Draw out every line with the word "sebagai" from the listing below.

* begin Input *

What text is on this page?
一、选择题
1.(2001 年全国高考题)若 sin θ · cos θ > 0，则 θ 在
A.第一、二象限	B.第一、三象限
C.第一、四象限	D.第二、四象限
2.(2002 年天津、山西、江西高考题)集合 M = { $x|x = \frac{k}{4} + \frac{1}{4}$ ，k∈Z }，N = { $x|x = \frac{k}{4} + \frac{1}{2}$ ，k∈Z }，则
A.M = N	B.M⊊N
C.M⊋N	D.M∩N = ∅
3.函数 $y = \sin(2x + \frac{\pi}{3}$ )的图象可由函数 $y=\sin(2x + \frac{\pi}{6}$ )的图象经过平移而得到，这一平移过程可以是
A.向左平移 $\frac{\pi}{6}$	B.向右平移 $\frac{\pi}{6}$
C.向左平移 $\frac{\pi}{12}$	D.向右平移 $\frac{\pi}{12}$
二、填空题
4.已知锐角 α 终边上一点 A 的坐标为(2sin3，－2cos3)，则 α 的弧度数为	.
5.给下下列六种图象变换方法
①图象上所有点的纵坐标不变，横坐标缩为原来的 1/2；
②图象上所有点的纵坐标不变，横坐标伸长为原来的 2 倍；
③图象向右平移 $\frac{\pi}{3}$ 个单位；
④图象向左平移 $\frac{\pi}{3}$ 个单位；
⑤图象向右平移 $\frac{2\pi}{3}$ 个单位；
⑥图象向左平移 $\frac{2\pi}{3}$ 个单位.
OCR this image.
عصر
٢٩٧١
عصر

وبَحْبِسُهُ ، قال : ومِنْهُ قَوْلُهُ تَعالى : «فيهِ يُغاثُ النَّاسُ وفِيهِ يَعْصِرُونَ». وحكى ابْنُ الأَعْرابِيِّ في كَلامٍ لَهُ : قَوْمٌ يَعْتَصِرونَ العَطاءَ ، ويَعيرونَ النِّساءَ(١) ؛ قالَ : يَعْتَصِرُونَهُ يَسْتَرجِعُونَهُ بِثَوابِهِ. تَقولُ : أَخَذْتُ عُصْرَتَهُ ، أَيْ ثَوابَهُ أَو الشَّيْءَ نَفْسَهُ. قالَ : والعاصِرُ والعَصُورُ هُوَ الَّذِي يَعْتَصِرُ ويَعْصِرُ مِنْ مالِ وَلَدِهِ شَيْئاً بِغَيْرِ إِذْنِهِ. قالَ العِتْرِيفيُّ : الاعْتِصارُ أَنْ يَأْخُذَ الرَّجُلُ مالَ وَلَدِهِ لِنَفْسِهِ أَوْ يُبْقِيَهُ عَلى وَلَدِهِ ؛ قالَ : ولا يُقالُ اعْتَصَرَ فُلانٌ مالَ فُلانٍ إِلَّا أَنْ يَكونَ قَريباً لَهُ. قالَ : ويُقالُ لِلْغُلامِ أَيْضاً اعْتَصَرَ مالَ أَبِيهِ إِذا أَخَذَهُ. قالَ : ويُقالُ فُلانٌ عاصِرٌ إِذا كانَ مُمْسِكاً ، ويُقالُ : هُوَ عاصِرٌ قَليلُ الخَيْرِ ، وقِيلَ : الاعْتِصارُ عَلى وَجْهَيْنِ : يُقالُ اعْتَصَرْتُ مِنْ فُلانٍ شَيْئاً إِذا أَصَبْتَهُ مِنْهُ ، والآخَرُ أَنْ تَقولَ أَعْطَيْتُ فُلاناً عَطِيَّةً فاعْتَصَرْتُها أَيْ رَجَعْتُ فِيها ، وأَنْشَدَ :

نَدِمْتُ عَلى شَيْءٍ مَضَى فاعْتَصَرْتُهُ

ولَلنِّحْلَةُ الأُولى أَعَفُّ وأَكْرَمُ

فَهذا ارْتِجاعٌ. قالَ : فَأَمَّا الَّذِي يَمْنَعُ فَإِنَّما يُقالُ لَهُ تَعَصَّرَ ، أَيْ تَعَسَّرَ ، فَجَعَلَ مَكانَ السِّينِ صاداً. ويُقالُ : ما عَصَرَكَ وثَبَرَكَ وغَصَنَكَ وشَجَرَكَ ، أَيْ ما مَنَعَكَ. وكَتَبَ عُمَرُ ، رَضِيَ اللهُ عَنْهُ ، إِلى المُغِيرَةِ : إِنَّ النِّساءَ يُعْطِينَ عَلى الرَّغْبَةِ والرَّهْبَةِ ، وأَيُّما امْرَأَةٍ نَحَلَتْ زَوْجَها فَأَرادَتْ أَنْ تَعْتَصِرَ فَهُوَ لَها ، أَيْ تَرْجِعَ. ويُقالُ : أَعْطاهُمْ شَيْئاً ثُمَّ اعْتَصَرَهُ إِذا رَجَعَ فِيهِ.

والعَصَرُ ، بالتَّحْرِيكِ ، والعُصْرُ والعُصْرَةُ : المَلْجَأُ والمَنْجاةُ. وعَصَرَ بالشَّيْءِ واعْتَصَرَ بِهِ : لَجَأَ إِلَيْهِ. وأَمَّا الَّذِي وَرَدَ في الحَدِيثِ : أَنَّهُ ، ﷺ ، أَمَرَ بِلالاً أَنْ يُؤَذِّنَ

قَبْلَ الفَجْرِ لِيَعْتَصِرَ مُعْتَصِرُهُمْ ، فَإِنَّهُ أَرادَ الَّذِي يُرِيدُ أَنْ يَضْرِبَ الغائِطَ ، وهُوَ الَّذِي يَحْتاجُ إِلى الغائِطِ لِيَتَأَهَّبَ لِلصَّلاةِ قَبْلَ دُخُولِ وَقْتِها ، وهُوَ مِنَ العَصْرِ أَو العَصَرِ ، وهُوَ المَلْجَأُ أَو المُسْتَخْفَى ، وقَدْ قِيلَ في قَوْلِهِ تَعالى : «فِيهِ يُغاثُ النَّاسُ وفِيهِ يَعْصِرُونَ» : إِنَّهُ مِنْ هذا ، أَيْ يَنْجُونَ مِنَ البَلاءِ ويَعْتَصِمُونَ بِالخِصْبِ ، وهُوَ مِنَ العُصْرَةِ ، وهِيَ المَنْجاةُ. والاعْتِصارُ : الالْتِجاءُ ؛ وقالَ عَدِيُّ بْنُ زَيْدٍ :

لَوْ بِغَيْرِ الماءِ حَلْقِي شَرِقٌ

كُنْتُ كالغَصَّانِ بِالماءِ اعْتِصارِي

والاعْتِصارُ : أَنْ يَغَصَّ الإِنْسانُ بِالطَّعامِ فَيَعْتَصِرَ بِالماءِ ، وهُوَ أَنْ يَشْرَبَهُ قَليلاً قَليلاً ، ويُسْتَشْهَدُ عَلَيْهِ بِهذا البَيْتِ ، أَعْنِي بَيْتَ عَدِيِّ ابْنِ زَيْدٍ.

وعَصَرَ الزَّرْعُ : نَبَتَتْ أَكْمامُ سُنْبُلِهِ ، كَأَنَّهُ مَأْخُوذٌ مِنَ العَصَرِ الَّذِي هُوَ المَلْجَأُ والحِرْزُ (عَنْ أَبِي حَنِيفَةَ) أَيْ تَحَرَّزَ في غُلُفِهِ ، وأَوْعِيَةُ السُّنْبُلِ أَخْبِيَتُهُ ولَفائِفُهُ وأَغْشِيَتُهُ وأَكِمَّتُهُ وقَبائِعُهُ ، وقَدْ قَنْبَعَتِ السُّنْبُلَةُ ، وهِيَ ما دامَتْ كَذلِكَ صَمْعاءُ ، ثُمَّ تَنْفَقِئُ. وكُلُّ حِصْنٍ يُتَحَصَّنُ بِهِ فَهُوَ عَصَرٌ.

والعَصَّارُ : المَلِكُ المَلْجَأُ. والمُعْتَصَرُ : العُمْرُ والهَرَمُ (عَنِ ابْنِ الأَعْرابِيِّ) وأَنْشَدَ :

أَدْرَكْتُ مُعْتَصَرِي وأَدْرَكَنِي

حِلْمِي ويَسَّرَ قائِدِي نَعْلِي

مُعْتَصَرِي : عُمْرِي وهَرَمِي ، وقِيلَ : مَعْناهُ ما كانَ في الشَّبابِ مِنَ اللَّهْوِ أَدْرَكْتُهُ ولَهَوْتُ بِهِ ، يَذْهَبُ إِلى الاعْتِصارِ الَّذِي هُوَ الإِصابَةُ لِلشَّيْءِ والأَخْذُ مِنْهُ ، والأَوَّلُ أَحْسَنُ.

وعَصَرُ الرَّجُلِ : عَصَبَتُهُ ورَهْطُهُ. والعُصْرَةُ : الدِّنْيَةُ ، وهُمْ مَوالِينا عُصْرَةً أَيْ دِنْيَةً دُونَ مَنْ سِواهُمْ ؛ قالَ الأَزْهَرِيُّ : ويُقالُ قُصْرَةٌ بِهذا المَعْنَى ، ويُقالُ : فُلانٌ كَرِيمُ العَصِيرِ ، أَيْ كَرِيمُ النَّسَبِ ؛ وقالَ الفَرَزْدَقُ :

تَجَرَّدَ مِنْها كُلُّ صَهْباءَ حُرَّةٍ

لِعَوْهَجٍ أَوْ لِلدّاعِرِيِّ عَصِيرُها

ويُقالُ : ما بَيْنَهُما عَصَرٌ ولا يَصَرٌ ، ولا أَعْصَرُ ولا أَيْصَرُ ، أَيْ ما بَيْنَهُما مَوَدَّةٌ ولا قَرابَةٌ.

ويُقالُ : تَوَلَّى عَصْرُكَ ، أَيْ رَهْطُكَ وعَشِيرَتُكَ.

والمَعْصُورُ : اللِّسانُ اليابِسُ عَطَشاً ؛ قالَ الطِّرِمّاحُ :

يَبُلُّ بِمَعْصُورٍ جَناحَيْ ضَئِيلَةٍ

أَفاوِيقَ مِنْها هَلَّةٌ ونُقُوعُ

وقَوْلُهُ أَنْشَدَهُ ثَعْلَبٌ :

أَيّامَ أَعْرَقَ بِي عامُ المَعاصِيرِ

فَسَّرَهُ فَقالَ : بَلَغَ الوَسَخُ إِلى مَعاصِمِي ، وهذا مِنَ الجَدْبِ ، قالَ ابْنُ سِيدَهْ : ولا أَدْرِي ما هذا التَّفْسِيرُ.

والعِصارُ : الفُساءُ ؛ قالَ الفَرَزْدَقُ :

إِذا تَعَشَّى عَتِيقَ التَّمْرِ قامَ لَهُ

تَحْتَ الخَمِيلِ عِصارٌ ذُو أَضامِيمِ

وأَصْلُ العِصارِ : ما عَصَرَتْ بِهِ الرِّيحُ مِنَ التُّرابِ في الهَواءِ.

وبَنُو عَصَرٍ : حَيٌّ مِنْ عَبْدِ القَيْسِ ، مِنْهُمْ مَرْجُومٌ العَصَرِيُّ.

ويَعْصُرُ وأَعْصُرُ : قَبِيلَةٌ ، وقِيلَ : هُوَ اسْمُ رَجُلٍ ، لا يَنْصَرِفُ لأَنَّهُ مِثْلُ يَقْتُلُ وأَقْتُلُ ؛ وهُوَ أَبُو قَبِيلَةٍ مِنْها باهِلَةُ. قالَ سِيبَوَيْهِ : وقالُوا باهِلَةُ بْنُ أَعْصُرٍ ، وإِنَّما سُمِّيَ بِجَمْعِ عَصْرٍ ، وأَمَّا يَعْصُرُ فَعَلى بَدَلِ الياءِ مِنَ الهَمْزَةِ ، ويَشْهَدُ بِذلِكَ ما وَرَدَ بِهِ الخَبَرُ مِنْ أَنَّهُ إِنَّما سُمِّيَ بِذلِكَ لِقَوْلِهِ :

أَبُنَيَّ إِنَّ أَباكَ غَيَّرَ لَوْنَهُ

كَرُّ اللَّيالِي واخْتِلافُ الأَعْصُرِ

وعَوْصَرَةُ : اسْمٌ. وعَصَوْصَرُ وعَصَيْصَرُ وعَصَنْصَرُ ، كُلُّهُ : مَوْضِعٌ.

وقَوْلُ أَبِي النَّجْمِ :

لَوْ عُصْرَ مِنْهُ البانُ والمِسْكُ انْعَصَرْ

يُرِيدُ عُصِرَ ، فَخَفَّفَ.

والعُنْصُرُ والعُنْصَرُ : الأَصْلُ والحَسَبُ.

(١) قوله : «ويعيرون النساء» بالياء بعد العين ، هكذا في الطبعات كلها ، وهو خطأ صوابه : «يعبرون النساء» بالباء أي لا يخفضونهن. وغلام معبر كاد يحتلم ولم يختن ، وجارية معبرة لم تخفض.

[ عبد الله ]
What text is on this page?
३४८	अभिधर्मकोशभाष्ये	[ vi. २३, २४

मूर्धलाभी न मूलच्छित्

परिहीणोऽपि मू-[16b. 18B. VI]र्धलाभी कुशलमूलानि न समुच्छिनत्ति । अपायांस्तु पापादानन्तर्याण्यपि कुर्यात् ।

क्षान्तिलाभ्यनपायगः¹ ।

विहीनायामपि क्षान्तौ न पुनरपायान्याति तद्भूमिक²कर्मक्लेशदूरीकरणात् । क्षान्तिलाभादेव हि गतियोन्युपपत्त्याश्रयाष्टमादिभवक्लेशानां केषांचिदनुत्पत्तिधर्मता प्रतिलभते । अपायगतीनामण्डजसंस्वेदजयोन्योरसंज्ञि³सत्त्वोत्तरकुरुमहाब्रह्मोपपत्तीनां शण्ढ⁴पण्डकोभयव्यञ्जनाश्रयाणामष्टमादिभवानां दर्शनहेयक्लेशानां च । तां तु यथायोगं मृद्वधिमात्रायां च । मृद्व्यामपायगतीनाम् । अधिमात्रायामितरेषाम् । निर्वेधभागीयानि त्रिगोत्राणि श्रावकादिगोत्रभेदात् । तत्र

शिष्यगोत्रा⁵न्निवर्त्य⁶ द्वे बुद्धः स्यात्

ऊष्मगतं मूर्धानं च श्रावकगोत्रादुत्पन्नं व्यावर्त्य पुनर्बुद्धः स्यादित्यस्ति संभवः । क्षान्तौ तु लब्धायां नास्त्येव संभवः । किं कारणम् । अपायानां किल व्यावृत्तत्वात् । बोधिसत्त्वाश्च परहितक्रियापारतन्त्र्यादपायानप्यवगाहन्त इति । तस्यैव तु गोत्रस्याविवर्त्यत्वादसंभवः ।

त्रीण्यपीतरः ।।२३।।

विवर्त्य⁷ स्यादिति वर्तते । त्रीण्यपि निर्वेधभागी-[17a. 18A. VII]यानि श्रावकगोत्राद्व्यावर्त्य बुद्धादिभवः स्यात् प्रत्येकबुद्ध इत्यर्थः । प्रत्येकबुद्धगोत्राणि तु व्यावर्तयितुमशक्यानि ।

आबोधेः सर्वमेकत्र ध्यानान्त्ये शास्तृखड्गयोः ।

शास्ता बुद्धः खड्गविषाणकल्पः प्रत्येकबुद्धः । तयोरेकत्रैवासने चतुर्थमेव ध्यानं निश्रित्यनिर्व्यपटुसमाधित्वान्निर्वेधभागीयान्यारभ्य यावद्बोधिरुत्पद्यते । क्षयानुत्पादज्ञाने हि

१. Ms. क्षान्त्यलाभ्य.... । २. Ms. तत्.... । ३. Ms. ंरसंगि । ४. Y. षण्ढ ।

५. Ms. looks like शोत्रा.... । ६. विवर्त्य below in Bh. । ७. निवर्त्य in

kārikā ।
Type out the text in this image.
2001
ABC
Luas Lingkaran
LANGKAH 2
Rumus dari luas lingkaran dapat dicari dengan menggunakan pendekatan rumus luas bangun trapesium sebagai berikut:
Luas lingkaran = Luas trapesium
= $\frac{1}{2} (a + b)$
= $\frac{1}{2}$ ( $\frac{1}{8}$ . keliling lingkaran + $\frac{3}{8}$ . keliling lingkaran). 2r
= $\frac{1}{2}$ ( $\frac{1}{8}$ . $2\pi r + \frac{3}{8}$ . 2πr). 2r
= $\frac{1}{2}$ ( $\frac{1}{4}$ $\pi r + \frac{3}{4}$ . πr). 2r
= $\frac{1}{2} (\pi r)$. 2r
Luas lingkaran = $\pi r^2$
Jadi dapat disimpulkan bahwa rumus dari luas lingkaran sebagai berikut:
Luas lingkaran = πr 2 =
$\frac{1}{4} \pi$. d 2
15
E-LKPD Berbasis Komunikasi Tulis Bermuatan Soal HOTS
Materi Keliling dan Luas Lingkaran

* end Input *

**Result for this task:**
Rumus dari luas lingkaran dapat dicari dengan menggunakan pendekatan rumus luas bangun trapesium sebagai berikut:
Jadi dapat disimpulkan bahwa rumus dari luas lingkaran sebagai berikut:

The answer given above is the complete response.